# SHORT TASK
Select every line below containing the word "name".

# ENTRIES SUPPLIED

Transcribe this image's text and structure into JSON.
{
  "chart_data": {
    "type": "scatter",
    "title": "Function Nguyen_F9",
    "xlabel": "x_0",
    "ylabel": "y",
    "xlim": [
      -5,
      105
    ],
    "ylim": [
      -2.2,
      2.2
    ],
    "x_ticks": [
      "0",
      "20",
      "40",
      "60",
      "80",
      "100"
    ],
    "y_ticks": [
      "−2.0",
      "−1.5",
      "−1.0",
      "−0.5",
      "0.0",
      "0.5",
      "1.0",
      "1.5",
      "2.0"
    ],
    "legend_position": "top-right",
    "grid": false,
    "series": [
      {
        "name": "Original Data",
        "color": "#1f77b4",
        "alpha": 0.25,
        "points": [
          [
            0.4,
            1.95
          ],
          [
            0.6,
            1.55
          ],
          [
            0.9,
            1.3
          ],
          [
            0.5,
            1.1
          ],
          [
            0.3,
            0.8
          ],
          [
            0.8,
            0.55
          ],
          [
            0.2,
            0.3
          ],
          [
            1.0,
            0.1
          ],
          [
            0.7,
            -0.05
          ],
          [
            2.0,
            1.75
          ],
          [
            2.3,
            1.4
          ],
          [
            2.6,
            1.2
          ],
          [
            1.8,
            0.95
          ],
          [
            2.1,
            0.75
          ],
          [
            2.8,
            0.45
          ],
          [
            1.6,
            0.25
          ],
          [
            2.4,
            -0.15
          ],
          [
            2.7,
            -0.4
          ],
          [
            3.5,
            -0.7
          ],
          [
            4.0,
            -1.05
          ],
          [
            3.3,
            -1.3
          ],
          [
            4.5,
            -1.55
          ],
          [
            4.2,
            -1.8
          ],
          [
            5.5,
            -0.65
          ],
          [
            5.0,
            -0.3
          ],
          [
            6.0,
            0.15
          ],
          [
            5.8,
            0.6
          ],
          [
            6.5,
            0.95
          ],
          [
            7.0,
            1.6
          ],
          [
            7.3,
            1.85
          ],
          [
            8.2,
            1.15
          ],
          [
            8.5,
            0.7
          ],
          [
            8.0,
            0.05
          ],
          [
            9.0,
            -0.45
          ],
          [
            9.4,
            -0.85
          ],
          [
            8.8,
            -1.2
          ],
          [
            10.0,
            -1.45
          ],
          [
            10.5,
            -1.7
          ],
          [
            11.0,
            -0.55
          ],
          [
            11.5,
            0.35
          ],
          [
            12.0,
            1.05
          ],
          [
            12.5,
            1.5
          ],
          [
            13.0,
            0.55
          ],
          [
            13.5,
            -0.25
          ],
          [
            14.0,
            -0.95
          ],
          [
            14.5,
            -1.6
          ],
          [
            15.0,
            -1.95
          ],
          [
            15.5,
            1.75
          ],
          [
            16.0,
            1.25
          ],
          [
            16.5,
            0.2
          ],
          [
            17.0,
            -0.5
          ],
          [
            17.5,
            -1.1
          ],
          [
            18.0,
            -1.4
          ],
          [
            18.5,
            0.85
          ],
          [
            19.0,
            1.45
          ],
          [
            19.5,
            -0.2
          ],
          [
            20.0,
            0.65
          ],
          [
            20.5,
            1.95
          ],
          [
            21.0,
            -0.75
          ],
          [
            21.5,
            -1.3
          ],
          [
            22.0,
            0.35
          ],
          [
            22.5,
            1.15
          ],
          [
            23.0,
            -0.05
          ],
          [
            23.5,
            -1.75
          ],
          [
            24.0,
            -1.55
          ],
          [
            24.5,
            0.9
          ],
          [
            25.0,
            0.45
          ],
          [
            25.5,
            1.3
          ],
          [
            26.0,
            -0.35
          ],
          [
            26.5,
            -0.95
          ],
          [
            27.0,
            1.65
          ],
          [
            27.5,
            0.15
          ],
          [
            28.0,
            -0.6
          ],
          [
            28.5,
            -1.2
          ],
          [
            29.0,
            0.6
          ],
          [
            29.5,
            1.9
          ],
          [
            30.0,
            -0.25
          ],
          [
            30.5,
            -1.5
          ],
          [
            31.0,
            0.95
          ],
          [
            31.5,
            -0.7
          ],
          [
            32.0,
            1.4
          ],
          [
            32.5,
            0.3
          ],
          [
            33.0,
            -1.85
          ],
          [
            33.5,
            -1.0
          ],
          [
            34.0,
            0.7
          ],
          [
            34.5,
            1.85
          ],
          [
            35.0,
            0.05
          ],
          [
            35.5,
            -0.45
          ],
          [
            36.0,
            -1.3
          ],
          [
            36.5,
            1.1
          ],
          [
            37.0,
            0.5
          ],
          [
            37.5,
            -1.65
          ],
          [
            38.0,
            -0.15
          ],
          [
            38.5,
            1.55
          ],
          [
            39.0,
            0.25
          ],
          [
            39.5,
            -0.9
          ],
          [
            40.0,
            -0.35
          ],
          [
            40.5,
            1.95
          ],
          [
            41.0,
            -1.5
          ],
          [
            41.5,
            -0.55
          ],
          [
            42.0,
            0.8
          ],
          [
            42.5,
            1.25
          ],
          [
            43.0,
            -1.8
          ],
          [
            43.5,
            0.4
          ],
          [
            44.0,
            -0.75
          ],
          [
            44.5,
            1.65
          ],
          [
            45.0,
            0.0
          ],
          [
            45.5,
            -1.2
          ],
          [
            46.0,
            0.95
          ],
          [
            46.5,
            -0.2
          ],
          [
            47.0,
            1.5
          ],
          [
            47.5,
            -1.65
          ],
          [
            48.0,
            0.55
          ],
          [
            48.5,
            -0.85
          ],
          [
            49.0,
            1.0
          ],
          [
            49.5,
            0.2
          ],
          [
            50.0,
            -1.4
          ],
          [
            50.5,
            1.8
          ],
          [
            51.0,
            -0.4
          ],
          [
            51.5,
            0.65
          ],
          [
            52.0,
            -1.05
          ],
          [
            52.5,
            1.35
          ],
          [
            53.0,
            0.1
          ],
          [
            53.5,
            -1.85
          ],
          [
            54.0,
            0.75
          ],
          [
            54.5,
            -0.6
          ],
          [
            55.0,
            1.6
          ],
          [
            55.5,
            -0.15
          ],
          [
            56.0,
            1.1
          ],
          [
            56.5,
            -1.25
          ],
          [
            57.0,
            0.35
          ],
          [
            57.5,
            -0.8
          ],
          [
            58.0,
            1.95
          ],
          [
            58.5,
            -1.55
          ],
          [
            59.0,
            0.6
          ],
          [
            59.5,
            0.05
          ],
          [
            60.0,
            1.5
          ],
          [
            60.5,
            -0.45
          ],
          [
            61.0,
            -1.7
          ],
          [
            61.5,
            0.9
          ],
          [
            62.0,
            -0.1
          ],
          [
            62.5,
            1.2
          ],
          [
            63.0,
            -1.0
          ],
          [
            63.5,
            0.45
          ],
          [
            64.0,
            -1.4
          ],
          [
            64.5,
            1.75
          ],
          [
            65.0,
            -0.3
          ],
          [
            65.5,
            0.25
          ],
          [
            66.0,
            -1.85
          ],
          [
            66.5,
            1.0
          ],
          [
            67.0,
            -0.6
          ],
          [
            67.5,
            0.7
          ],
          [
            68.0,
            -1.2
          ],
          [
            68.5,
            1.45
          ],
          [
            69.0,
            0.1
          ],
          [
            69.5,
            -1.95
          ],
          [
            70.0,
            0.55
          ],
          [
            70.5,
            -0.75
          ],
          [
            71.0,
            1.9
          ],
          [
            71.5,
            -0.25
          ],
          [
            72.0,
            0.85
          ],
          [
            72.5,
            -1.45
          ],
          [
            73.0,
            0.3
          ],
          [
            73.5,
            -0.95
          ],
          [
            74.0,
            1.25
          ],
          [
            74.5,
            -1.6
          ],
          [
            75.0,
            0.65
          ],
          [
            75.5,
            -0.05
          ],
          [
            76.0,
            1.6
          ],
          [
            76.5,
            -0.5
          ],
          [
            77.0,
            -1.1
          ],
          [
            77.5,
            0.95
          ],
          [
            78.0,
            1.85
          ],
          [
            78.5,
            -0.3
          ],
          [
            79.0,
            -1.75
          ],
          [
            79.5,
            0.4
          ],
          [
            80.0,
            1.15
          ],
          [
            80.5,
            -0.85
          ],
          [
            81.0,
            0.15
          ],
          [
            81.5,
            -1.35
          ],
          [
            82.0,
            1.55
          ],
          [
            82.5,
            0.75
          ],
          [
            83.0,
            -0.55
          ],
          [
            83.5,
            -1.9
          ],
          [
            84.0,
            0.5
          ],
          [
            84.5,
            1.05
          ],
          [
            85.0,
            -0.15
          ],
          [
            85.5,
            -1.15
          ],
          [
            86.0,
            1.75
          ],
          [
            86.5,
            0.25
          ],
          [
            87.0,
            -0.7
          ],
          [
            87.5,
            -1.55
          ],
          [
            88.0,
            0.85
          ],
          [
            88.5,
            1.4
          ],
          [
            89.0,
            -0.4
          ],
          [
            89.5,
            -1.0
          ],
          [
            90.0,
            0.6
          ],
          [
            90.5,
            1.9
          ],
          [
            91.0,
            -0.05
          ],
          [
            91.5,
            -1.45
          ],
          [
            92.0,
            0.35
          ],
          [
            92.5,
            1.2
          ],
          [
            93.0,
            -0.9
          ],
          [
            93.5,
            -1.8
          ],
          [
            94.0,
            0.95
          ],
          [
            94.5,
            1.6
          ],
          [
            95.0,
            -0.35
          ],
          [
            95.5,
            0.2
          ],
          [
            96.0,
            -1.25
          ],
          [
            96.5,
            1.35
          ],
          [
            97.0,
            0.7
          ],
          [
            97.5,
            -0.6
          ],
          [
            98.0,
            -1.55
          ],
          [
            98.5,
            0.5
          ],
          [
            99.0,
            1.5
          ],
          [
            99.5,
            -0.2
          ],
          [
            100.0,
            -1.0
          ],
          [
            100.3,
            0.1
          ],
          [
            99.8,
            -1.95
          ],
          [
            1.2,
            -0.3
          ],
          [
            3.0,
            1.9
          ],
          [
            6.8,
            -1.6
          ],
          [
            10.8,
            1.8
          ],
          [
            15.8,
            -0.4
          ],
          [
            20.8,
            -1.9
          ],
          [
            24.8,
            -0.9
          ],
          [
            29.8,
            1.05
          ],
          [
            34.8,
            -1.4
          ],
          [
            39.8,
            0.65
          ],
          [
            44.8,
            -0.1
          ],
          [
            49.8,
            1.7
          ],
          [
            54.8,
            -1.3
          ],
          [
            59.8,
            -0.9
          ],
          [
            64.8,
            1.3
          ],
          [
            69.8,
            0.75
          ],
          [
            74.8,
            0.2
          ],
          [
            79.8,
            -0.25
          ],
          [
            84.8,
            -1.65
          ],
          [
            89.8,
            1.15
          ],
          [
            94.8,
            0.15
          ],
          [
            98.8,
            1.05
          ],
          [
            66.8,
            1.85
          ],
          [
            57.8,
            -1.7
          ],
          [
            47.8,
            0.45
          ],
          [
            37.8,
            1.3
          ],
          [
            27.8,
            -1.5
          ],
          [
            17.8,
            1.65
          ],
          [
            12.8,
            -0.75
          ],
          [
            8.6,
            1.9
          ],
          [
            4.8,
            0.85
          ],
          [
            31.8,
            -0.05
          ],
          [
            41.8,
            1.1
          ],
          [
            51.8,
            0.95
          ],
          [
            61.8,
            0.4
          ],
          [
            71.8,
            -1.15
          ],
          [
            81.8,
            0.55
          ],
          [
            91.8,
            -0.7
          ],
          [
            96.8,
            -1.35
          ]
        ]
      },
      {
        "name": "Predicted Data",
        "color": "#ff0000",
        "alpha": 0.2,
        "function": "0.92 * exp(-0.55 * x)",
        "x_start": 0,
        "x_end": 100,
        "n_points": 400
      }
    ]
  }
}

# EXERCISE RESPONSE
        "name": "Original Data",
        "name": "Predicted Data",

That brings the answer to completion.